— START Given information —
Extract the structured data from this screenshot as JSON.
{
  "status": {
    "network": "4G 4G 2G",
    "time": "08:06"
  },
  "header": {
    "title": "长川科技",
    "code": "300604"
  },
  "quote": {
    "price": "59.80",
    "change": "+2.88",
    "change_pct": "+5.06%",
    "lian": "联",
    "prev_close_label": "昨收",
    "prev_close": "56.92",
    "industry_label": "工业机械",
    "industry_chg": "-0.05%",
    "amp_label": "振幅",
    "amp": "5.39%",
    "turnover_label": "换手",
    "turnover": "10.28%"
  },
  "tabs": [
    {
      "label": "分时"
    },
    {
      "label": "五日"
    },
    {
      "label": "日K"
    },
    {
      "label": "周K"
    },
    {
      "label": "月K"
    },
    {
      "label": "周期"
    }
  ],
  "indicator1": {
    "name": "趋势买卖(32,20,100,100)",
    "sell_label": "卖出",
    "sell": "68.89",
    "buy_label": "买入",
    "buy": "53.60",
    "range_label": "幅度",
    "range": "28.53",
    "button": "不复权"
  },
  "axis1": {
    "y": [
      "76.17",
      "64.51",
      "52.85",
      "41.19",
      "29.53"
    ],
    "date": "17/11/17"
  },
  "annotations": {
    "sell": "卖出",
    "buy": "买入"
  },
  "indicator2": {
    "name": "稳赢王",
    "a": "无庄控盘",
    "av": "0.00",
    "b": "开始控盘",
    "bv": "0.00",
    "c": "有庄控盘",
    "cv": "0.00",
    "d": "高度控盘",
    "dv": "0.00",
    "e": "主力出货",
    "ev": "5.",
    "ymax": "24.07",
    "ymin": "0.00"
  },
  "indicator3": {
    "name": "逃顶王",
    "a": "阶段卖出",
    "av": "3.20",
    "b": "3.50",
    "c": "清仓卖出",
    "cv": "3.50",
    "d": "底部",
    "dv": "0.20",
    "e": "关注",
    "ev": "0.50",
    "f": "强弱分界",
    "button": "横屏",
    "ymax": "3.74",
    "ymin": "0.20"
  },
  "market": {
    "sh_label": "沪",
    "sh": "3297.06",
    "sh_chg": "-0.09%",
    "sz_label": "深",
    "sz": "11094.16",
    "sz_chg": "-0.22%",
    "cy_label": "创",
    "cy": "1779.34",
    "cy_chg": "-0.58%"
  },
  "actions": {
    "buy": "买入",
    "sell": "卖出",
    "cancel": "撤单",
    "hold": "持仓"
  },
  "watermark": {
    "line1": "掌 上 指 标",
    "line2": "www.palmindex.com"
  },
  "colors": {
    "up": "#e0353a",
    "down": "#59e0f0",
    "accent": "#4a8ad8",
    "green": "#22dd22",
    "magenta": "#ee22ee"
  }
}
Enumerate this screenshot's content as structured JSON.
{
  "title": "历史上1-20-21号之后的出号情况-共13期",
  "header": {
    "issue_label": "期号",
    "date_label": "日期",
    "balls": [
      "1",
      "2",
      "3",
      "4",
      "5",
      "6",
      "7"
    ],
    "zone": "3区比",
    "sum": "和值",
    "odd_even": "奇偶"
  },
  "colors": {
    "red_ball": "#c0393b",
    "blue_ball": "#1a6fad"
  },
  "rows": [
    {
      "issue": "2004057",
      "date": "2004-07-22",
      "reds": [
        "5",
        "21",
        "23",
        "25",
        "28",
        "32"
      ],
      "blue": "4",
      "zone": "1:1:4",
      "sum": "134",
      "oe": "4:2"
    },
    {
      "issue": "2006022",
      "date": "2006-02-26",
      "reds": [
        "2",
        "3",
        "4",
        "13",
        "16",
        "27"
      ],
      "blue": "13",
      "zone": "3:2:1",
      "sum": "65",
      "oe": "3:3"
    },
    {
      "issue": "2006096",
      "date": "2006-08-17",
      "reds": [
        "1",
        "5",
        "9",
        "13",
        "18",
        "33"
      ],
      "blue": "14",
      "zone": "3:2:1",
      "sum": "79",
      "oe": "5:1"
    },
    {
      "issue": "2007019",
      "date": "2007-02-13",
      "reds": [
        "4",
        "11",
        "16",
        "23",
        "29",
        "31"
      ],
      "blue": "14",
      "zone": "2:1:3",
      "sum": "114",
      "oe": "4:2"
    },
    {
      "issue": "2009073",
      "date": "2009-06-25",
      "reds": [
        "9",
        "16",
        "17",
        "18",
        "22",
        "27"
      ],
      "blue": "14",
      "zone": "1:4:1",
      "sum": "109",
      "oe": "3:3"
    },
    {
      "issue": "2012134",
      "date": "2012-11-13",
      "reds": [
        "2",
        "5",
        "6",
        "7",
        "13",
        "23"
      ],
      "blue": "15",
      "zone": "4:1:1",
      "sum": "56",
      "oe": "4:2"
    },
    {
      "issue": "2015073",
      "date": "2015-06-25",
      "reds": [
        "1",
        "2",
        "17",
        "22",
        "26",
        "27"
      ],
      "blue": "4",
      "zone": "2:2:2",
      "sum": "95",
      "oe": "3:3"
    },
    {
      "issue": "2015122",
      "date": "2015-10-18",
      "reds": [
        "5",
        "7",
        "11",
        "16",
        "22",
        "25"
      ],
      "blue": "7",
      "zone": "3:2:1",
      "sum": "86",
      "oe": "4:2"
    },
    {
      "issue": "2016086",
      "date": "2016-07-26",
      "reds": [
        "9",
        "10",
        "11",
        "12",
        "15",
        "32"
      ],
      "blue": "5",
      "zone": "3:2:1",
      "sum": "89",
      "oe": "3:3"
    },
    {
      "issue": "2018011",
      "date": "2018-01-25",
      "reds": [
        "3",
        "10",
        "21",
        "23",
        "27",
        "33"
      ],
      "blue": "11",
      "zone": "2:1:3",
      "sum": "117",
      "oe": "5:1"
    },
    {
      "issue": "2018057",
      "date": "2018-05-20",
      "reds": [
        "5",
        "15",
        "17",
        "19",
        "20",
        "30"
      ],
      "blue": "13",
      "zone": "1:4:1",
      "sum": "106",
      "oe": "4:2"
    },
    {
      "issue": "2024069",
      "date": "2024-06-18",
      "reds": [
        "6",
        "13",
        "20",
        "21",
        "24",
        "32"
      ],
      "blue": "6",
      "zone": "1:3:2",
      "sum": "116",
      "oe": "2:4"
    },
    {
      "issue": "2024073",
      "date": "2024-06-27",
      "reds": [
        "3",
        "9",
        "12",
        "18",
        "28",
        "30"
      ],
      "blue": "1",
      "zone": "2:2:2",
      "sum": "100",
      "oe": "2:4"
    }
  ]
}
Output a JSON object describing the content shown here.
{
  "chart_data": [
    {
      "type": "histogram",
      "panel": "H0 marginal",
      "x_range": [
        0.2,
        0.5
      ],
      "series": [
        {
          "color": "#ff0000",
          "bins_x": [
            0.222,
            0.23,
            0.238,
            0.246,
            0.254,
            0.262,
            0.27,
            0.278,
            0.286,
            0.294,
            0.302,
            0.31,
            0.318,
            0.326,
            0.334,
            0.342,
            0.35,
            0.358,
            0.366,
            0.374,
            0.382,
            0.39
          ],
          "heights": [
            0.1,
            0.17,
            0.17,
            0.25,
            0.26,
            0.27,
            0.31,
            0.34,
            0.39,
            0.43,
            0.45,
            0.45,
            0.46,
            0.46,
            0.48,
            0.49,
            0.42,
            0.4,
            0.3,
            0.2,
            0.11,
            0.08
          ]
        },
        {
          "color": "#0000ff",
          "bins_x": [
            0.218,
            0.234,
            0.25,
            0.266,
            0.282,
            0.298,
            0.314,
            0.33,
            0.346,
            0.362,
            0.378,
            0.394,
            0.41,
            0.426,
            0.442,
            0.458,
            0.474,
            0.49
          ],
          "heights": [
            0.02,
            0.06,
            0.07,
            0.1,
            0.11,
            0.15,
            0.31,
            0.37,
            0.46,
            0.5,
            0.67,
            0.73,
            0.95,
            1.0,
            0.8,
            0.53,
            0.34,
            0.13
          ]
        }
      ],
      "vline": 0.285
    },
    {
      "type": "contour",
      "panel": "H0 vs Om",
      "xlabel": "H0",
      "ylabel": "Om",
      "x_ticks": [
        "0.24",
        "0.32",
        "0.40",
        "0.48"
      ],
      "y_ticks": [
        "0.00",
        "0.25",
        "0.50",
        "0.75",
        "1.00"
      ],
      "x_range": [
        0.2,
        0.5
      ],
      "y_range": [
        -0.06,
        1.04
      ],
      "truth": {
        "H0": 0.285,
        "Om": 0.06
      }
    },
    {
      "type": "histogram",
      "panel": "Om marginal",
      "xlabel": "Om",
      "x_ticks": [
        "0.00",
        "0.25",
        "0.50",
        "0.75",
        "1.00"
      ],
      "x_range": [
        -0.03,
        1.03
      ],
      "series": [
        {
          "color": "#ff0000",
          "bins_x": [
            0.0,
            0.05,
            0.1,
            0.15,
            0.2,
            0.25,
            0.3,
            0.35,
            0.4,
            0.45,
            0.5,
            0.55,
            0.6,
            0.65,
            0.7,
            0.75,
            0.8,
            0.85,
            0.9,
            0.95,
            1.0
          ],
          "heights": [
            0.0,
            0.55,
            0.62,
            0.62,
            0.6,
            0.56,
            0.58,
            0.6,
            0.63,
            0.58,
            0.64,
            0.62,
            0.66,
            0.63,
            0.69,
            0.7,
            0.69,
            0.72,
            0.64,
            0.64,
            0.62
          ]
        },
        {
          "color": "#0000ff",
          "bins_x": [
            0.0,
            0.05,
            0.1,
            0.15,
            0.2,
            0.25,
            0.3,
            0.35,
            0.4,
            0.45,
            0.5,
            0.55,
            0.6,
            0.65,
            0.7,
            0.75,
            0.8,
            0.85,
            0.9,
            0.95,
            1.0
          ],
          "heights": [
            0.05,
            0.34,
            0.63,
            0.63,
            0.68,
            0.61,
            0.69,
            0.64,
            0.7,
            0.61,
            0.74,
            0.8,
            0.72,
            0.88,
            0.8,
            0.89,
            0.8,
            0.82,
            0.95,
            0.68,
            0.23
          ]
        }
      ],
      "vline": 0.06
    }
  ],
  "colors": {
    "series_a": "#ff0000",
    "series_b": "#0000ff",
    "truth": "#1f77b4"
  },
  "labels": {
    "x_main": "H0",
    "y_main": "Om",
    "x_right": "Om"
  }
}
— END Given information —
◆ **Exercise brief**
Scan the records above for the string "marginal", then report every line that contains it.

◆ **Correct answer**
      "panel": "H0 marginal",
      "panel": "Om marginal",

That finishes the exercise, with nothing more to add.